■ TASK BRIEF: Write the material out again exactly.

■ DATA FOR PROCESSING:
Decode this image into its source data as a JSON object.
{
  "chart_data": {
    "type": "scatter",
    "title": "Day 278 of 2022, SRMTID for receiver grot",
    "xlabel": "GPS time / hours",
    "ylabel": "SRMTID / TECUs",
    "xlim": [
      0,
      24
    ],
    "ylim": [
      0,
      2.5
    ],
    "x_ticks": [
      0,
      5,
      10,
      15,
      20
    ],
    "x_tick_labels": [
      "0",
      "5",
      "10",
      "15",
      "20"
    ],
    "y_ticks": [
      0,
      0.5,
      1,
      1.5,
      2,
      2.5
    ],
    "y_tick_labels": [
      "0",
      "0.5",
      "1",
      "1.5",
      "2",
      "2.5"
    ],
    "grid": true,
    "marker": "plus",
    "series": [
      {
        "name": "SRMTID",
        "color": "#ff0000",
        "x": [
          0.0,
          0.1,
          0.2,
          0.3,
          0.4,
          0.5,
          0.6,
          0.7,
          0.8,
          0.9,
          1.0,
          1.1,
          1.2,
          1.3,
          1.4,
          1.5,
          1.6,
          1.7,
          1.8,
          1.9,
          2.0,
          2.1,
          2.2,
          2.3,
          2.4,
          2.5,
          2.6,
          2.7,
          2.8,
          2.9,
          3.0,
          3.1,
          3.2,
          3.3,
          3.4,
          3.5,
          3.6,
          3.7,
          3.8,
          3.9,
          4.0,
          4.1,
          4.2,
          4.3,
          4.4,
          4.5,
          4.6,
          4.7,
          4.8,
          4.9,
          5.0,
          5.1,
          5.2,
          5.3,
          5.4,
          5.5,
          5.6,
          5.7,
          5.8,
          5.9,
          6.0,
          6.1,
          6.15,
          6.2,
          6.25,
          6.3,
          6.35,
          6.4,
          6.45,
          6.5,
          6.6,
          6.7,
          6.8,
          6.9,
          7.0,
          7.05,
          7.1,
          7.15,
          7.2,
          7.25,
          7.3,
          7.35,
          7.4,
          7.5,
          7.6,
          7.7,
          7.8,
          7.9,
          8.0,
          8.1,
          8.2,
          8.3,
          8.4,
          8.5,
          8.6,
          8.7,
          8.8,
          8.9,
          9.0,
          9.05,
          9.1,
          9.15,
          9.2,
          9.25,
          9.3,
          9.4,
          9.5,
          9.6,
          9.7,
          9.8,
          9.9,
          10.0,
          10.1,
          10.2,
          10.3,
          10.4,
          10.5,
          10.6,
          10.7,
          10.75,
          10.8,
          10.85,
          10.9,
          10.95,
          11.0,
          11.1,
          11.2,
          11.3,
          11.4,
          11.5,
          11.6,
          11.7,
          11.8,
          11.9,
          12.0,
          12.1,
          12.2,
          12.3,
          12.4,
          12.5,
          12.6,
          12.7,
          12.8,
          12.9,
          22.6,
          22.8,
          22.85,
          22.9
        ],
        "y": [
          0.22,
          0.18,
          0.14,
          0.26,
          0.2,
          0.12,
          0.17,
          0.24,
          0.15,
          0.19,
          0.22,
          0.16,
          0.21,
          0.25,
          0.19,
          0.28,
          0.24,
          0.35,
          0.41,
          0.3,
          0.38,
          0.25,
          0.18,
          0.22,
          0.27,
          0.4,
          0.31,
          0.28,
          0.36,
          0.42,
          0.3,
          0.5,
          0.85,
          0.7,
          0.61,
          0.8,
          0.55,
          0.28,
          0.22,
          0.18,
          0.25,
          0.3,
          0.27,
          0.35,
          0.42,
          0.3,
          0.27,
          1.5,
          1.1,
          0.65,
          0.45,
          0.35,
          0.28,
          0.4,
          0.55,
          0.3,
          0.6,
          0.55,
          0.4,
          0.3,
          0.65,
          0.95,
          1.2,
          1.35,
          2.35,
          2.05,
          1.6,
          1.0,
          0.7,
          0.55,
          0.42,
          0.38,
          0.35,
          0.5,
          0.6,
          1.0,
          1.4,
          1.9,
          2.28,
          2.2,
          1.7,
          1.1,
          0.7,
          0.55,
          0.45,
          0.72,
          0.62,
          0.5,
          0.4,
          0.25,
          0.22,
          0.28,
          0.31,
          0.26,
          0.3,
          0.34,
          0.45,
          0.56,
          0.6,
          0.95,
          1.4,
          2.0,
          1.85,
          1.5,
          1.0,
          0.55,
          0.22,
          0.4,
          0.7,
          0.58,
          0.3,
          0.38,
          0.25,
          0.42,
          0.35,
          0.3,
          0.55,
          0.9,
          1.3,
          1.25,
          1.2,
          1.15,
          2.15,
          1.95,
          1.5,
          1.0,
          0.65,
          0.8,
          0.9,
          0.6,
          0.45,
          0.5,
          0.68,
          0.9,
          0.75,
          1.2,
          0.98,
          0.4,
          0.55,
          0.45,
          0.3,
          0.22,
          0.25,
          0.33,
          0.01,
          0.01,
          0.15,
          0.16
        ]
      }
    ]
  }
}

■ WRITTEN RESPONSE:
Decode this image into its source data as a JSON object.
{
  "chart_data": {
    "type": "scatter",
    "title": "Day 278 of 2022, SRMTID for receiver grot",
    "xlabel": "GPS time / hours",
    "ylabel": "SRMTID / TECUs",
    "xlim": [
      0,
      24
    ],
    "ylim": [
      0,
      2.5
    ],
    "x_ticks": [
      0,
      5,
      10,
      15,
      20
    ],
    "x_tick_labels": [
      "0",
      "5",
      "10",
      "15",
      "20"
    ],
    "y_ticks": [
      0,
      0.5,
      1,
      1.5,
      2,
      2.5
    ],
    "y_tick_labels": [
      "0",
      "0.5",
      "1",
      "1.5",
      "2",
      "2.5"
    ],
    "grid": true,
    "marker": "plus",
    "series": [
      {
        "name": "SRMTID",
        "color": "#ff0000",
        "x": [
          0.0,
          0.1,
          0.2,
          0.3,
          0.4,
          0.5,
          0.6,
          0.7,
          0.8,
          0.9,
          1.0,
          1.1,
          1.2,
          1.3,
          1.4,
          1.5,
          1.6,
          1.7,
          1.8,
          1.9,
          2.0,
          2.1,
          2.2,
          2.3,
          2.4,
          2.5,
          2.6,
          2.7,
          2.8,
          2.9,
          3.0,
          3.1,
          3.2,
          3.3,
          3.4,
          3.5,
          3.6,
          3.7,
          3.8,
          3.9,
          4.0,
          4.1,
          4.2,
          4.3,
          4.4,
          4.5,
          4.6,
          4.7,
          4.8,
          4.9,
          5.0,
          5.1,
          5.2,
          5.3,
          5.4,
          5.5,
          5.6,
          5.7,
          5.8,
          5.9,
          6.0,
          6.1,
          6.15,
          6.2,
          6.25,
          6.3,
          6.35,
          6.4,
          6.45,
          6.5,
          6.6,
          6.7,
          6.8,
          6.9,
          7.0,
          7.05,
          7.1,
          7.15,
          7.2,
          7.25,
          7.3,
          7.35,
          7.4,
          7.5,
          7.6,
          7.7,
          7.8,
          7.9,
          8.0,
          8.1,
          8.2,
          8.3,
          8.4,
          8.5,
          8.6,
          8.7,
          8.8,
          8.9,
          9.0,
          9.05,
          9.1,
          9.15,
          9.2,
          9.25,
          9.3,
          9.4,
          9.5,
          9.6,
          9.7,
          9.8,
          9.9,
          10.0,
          10.1,
          10.2,
          10.3,
          10.4,
          10.5,
          10.6,
          10.7,
          10.75,
          10.8,
          10.85,
          10.9,
          10.95,
          11.0,
          11.1,
          11.2,
          11.3,
          11.4,
          11.5,
          11.6,
          11.7,
          11.8,
          11.9,
          12.0,
          12.1,
          12.2,
          12.3,
          12.4,
          12.5,
          12.6,
          12.7,
          12.8,
          12.9,
          22.6,
          22.8,
          22.85,
          22.9
        ],
        "y": [
          0.22,
          0.18,
          0.14,
          0.26,
          0.2,
          0.12,
          0.17,
          0.24,
          0.15,
          0.19,
          0.22,
          0.16,
          0.21,
          0.25,
          0.19,
          0.28,
          0.24,
          0.35,
          0.41,
          0.3,
          0.38,
          0.25,
          0.18,
          0.22,
          0.27,
          0.4,
          0.31,
          0.28,
          0.36,
          0.42,
          0.3,
          0.5,
          0.85,
          0.7,
          0.61,
          0.8,
          0.55,
          0.28,
          0.22,
          0.18,
          0.25,
          0.3,
          0.27,
          0.35,
          0.42,
          0.3,
          0.27,
          1.5,
          1.1,
          0.65,
          0.45,
          0.35,
          0.28,
          0.4,
          0.55,
          0.3,
          0.6,
          0.55,
          0.4,
          0.3,
          0.65,
          0.95,
          1.2,
          1.35,
          2.35,
          2.05,
          1.6,
          1.0,
          0.7,
          0.55,
          0.42,
          0.38,
          0.35,
          0.5,
          0.6,
          1.0,
          1.4,
          1.9,
          2.28,
          2.2,
          1.7,
          1.1,
          0.7,
          0.55,
          0.45,
          0.72,
          0.62,
          0.5,
          0.4,
          0.25,
          0.22,
          0.28,
          0.31,
          0.26,
          0.3,
          0.34,
          0.45,
          0.56,
          0.6,
          0.95,
          1.4,
          2.0,
          1.85,
          1.5,
          1.0,
          0.55,
          0.22,
          0.4,
          0.7,
          0.58,
          0.3,
          0.38,
          0.25,
          0.42,
          0.35,
          0.3,
          0.55,
          0.9,
          1.3,
          1.25,
          1.2,
          1.15,
          2.15,
          1.95,
          1.5,
          1.0,
          0.65,
          0.8,
          0.9,
          0.6,
          0.45,
          0.5,
          0.68,
          0.9,
          0.75,
          1.2,
          0.98,
          0.4,
          0.55,
          0.45,
          0.3,
          0.22,
          0.25,
          0.33,
          0.01,
          0.01,
          0.15,
          0.16
        ]
      }
    ]
  }
}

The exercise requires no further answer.